▶ [The task]: Copy every line of the listing exactly.

::::::

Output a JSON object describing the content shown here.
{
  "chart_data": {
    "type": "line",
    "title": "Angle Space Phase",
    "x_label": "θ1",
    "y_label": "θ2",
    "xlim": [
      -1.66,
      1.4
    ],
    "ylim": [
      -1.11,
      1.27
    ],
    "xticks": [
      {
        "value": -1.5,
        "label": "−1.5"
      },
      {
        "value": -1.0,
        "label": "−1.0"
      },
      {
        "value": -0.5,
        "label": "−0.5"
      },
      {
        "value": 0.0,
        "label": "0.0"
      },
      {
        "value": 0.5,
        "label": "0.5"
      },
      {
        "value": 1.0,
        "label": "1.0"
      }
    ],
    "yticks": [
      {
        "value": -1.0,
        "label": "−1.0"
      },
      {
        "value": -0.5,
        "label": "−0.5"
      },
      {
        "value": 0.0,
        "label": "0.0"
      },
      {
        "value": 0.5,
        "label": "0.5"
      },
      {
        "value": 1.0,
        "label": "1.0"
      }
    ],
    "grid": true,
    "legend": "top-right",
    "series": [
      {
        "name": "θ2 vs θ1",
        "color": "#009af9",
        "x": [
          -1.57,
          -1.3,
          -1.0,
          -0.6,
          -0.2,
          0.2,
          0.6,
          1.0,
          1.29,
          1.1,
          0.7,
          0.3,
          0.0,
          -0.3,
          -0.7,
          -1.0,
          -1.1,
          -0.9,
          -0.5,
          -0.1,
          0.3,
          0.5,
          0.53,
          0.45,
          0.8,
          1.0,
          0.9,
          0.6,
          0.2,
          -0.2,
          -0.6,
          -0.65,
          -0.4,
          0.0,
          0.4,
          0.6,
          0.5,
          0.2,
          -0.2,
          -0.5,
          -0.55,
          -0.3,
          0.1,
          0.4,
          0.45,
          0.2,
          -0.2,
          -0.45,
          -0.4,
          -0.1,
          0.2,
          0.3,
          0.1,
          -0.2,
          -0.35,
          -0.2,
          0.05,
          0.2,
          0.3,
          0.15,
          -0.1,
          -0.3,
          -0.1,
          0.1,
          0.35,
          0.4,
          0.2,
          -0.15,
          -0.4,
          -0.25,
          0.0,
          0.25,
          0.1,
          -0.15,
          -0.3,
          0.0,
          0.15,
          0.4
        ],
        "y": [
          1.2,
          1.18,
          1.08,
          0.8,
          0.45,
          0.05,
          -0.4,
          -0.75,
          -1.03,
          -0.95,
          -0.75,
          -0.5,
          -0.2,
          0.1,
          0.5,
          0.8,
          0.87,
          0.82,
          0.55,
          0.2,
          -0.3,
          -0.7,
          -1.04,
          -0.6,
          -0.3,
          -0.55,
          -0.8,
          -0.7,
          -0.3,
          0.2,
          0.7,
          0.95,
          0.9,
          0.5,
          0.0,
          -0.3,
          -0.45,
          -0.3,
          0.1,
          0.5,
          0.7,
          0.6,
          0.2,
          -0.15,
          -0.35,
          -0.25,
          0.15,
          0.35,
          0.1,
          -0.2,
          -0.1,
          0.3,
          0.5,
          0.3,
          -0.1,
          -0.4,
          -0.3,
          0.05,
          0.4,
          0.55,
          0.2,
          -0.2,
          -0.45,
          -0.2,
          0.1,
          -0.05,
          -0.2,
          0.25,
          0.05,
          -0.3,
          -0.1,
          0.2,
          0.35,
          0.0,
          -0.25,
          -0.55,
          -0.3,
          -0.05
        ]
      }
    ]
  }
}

::::::

▶ [Final answer]:
Output a JSON object describing the content shown here.
{
  "chart_data": {
    "type": "line",
    "title": "Angle Space Phase",
    "x_label": "θ1",
    "y_label": "θ2",
    "xlim": [
      -1.66,
      1.4
    ],
    "ylim": [
      -1.11,
      1.27
    ],
    "xticks": [
      {
        "value": -1.5,
        "label": "−1.5"
      },
      {
        "value": -1.0,
        "label": "−1.0"
      },
      {
        "value": -0.5,
        "label": "−0.5"
      },
      {
        "value": 0.0,
        "label": "0.0"
      },
      {
        "value": 0.5,
        "label": "0.5"
      },
      {
        "value": 1.0,
        "label": "1.0"
      }
    ],
    "yticks": [
      {
        "value": -1.0,
        "label": "−1.0"
      },
      {
        "value": -0.5,
        "label": "−0.5"
      },
      {
        "value": 0.0,
        "label": "0.0"
      },
      {
        "value": 0.5,
        "label": "0.5"
      },
      {
        "value": 1.0,
        "label": "1.0"
      }
    ],
    "grid": true,
    "legend": "top-right",
    "series": [
      {
        "name": "θ2 vs θ1",
        "color": "#009af9",
        "x": [
          -1.57,
          -1.3,
          -1.0,
          -0.6,
          -0.2,
          0.2,
          0.6,
          1.0,
          1.29,
          1.1,
          0.7,
          0.3,
          0.0,
          -0.3,
          -0.7,
          -1.0,
          -1.1,
          -0.9,
          -0.5,
          -0.1,
          0.3,
          0.5,
          0.53,
          0.45,
          0.8,
          1.0,
          0.9,
          0.6,
          0.2,
          -0.2,
          -0.6,
          -0.65,
          -0.4,
          0.0,
          0.4,
          0.6,
          0.5,
          0.2,
          -0.2,
          -0.5,
          -0.55,
          -0.3,
          0.1,
          0.4,
          0.45,
          0.2,
          -0.2,
          -0.45,
          -0.4,
          -0.1,
          0.2,
          0.3,
          0.1,
          -0.2,
          -0.35,
          -0.2,
          0.05,
          0.2,
          0.3,
          0.15,
          -0.1,
          -0.3,
          -0.1,
          0.1,
          0.35,
          0.4,
          0.2,
          -0.15,
          -0.4,
          -0.25,
          0.0,
          0.25,
          0.1,
          -0.15,
          -0.3,
          0.0,
          0.15,
          0.4
        ],
        "y": [
          1.2,
          1.18,
          1.08,
          0.8,
          0.45,
          0.05,
          -0.4,
          -0.75,
          -1.03,
          -0.95,
          -0.75,
          -0.5,
          -0.2,
          0.1,
          0.5,
          0.8,
          0.87,
          0.82,
          0.55,
          0.2,
          -0.3,
          -0.7,
          -1.04,
          -0.6,
          -0.3,
          -0.55,
          -0.8,
          -0.7,
          -0.3,
          0.2,
          0.7,
          0.95,
          0.9,
          0.5,
          0.0,
          -0.3,
          -0.45,
          -0.3,
          0.1,
          0.5,
          0.7,
          0.6,
          0.2,
          -0.15,
          -0.35,
          -0.25,
          0.15,
          0.35,
          0.1,
          -0.2,
          -0.1,
          0.3,
          0.5,
          0.3,
          -0.1,
          -0.4,
          -0.3,
          0.05,
          0.4,
          0.55,
          0.2,
          -0.2,
          -0.45,
          -0.2,
          0.1,
          -0.05,
          -0.2,
          0.25,
          0.05,
          -0.3,
          -0.1,
          0.2,
          0.35,
          0.0,
          -0.25,
          -0.55,
          -0.3,
          -0.05
        ]
      }
    ]
  }
}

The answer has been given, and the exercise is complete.